Provided records:
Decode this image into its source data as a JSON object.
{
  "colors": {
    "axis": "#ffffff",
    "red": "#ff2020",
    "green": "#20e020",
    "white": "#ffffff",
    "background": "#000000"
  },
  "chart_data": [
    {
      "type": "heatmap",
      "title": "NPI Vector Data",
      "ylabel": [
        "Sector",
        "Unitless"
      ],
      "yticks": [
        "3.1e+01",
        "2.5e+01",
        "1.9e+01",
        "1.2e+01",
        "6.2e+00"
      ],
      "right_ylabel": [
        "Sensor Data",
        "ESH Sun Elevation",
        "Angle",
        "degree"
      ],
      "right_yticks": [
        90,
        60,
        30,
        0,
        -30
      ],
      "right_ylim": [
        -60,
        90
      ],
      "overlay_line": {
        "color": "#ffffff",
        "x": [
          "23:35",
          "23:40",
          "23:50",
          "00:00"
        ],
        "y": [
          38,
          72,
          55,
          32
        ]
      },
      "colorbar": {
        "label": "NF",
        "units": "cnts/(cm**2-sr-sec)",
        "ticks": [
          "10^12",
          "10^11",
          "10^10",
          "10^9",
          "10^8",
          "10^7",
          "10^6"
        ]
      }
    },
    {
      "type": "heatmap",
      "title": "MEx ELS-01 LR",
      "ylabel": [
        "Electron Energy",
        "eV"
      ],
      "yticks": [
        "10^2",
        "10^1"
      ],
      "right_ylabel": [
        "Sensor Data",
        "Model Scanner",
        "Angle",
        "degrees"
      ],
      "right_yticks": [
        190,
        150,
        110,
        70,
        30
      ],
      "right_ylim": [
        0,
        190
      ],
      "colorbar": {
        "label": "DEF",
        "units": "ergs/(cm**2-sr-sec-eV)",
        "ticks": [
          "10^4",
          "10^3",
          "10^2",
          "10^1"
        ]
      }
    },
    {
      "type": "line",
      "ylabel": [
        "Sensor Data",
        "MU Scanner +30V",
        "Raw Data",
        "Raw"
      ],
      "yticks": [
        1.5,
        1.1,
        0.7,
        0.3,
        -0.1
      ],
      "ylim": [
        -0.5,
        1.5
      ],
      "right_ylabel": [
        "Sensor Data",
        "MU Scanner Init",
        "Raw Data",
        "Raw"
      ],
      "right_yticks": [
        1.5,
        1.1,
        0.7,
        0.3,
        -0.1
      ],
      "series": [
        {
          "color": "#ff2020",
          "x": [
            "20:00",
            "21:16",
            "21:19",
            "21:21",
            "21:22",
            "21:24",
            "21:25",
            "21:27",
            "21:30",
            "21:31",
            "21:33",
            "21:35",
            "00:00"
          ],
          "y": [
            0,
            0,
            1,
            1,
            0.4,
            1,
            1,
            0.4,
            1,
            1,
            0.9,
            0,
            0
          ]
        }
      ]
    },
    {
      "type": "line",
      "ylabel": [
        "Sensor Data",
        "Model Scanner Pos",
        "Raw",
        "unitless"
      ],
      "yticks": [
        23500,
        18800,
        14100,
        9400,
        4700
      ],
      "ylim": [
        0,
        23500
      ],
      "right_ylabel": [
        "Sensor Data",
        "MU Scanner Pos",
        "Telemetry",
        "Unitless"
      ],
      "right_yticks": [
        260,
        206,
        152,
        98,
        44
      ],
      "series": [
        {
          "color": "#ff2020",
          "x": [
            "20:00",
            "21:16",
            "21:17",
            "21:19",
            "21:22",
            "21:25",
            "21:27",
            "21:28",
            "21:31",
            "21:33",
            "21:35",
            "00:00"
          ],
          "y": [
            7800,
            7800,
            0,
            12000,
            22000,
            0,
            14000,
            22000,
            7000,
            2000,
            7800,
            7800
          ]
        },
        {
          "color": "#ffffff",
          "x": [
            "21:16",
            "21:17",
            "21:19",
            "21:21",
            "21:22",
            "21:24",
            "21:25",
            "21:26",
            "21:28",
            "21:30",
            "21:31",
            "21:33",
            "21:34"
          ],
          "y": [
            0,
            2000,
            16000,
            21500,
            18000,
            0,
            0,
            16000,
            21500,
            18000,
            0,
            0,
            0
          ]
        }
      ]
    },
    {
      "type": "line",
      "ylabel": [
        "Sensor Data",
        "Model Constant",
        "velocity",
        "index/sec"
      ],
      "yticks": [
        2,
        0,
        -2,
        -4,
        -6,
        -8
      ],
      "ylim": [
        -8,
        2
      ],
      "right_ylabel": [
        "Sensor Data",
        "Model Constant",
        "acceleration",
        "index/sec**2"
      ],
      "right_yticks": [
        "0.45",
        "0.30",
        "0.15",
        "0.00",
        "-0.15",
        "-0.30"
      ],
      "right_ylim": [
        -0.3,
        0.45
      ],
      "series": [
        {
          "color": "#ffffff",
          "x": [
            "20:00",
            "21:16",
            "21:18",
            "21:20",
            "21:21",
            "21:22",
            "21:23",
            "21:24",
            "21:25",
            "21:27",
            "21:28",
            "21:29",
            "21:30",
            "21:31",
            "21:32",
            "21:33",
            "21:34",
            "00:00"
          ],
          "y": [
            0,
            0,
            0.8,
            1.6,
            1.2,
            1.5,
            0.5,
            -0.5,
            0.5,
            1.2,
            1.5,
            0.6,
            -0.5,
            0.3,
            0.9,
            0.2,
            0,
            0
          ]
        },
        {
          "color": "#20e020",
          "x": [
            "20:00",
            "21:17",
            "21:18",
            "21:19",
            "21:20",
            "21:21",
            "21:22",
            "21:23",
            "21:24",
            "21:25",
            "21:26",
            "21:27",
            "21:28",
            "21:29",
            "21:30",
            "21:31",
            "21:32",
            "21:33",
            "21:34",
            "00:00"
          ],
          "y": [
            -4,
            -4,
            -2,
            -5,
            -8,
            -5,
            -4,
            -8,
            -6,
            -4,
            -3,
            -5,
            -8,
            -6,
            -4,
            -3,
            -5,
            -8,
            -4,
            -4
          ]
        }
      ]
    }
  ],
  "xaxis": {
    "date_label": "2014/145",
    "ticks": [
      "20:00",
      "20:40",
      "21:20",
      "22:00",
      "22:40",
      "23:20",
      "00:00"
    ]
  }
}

Task: Reproduce every line of the data verbatim.

Result of the exercise:
Decode this image into its source data as a JSON object.
{
  "colors": {
    "axis": "#ffffff",
    "red": "#ff2020",
    "green": "#20e020",
    "white": "#ffffff",
    "background": "#000000"
  },
  "chart_data": [
    {
      "type": "heatmap",
      "title": "NPI Vector Data",
      "ylabel": [
        "Sector",
        "Unitless"
      ],
      "yticks": [
        "3.1e+01",
        "2.5e+01",
        "1.9e+01",
        "1.2e+01",
        "6.2e+00"
      ],
      "right_ylabel": [
        "Sensor Data",
        "ESH Sun Elevation",
        "Angle",
        "degree"
      ],
      "right_yticks": [
        90,
        60,
        30,
        0,
        -30
      ],
      "right_ylim": [
        -60,
        90
      ],
      "overlay_line": {
        "color": "#ffffff",
        "x": [
          "23:35",
          "23:40",
          "23:50",
          "00:00"
        ],
        "y": [
          38,
          72,
          55,
          32
        ]
      },
      "colorbar": {
        "label": "NF",
        "units": "cnts/(cm**2-sr-sec)",
        "ticks": [
          "10^12",
          "10^11",
          "10^10",
          "10^9",
          "10^8",
          "10^7",
          "10^6"
        ]
      }
    },
    {
      "type": "heatmap",
      "title": "MEx ELS-01 LR",
      "ylabel": [
        "Electron Energy",
        "eV"
      ],
      "yticks": [
        "10^2",
        "10^1"
      ],
      "right_ylabel": [
        "Sensor Data",
        "Model Scanner",
        "Angle",
        "degrees"
      ],
      "right_yticks": [
        190,
        150,
        110,
        70,
        30
      ],
      "right_ylim": [
        0,
        190
      ],
      "colorbar": {
        "label": "DEF",
        "units": "ergs/(cm**2-sr-sec-eV)",
        "ticks": [
          "10^4",
          "10^3",
          "10^2",
          "10^1"
        ]
      }
    },
    {
      "type": "line",
      "ylabel": [
        "Sensor Data",
        "MU Scanner +30V",
        "Raw Data",
        "Raw"
      ],
      "yticks": [
        1.5,
        1.1,
        0.7,
        0.3,
        -0.1
      ],
      "ylim": [
        -0.5,
        1.5
      ],
      "right_ylabel": [
        "Sensor Data",
        "MU Scanner Init",
        "Raw Data",
        "Raw"
      ],
      "right_yticks": [
        1.5,
        1.1,
        0.7,
        0.3,
        -0.1
      ],
      "series": [
        {
          "color": "#ff2020",
          "x": [
            "20:00",
            "21:16",
            "21:19",
            "21:21",
            "21:22",
            "21:24",
            "21:25",
            "21:27",
            "21:30",
            "21:31",
            "21:33",
            "21:35",
            "00:00"
          ],
          "y": [
            0,
            0,
            1,
            1,
            0.4,
            1,
            1,
            0.4,
            1,
            1,
            0.9,
            0,
            0
          ]
        }
      ]
    },
    {
      "type": "line",
      "ylabel": [
        "Sensor Data",
        "Model Scanner Pos",
        "Raw",
        "unitless"
      ],
      "yticks": [
        23500,
        18800,
        14100,
        9400,
        4700
      ],
      "ylim": [
        0,
        23500
      ],
      "right_ylabel": [
        "Sensor Data",
        "MU Scanner Pos",
        "Telemetry",
        "Unitless"
      ],
      "right_yticks": [
        260,
        206,
        152,
        98,
        44
      ],
      "series": [
        {
          "color": "#ff2020",
          "x": [
            "20:00",
            "21:16",
            "21:17",
            "21:19",
            "21:22",
            "21:25",
            "21:27",
            "21:28",
            "21:31",
            "21:33",
            "21:35",
            "00:00"
          ],
          "y": [
            7800,
            7800,
            0,
            12000,
            22000,
            0,
            14000,
            22000,
            7000,
            2000,
            7800,
            7800
          ]
        },
        {
          "color": "#ffffff",
          "x": [
            "21:16",
            "21:17",
            "21:19",
            "21:21",
            "21:22",
            "21:24",
            "21:25",
            "21:26",
            "21:28",
            "21:30",
            "21:31",
            "21:33",
            "21:34"
          ],
          "y": [
            0,
            2000,
            16000,
            21500,
            18000,
            0,
            0,
            16000,
            21500,
            18000,
            0,
            0,
            0
          ]
        }
      ]
    },
    {
      "type": "line",
      "ylabel": [
        "Sensor Data",
        "Model Constant",
        "velocity",
        "index/sec"
      ],
      "yticks": [
        2,
        0,
        -2,
        -4,
        -6,
        -8
      ],
      "ylim": [
        -8,
        2
      ],
      "right_ylabel": [
        "Sensor Data",
        "Model Constant",
        "acceleration",
        "index/sec**2"
      ],
      "right_yticks": [
        "0.45",
        "0.30",
        "0.15",
        "0.00",
        "-0.15",
        "-0.30"
      ],
      "right_ylim": [
        -0.3,
        0.45
      ],
      "series": [
        {
          "color": "#ffffff",
          "x": [
            "20:00",
            "21:16",
            "21:18",
            "21:20",
            "21:21",
            "21:22",
            "21:23",
            "21:24",
            "21:25",
            "21:27",
            "21:28",
            "21:29",
            "21:30",
            "21:31",
            "21:32",
            "21:33",
            "21:34",
            "00:00"
          ],
          "y": [
            0,
            0,
            0.8,
            1.6,
            1.2,
            1.5,
            0.5,
            -0.5,
            0.5,
            1.2,
            1.5,
            0.6,
            -0.5,
            0.3,
            0.9,
            0.2,
            0,
            0
          ]
        },
        {
          "color": "#20e020",
          "x": [
            "20:00",
            "21:17",
            "21:18",
            "21:19",
            "21:20",
            "21:21",
            "21:22",
            "21:23",
            "21:24",
            "21:25",
            "21:26",
            "21:27",
            "21:28",
            "21:29",
            "21:30",
            "21:31",
            "21:32",
            "21:33",
            "21:34",
            "00:00"
          ],
          "y": [
            -4,
            -4,
            -2,
            -5,
            -8,
            -5,
            -4,
            -8,
            -6,
            -4,
            -3,
            -5,
            -8,
            -6,
            -4,
            -3,
            -5,
            -8,
            -4,
            -4
          ]
        }
      ]
    }
  ],
  "xaxis": {
    "date_label": "2014/145",
    "ticks": [
      "20:00",
      "20:40",
      "21:20",
      "22:00",
      "22:40",
      "23:20",
      "00:00"
    ]
  }
}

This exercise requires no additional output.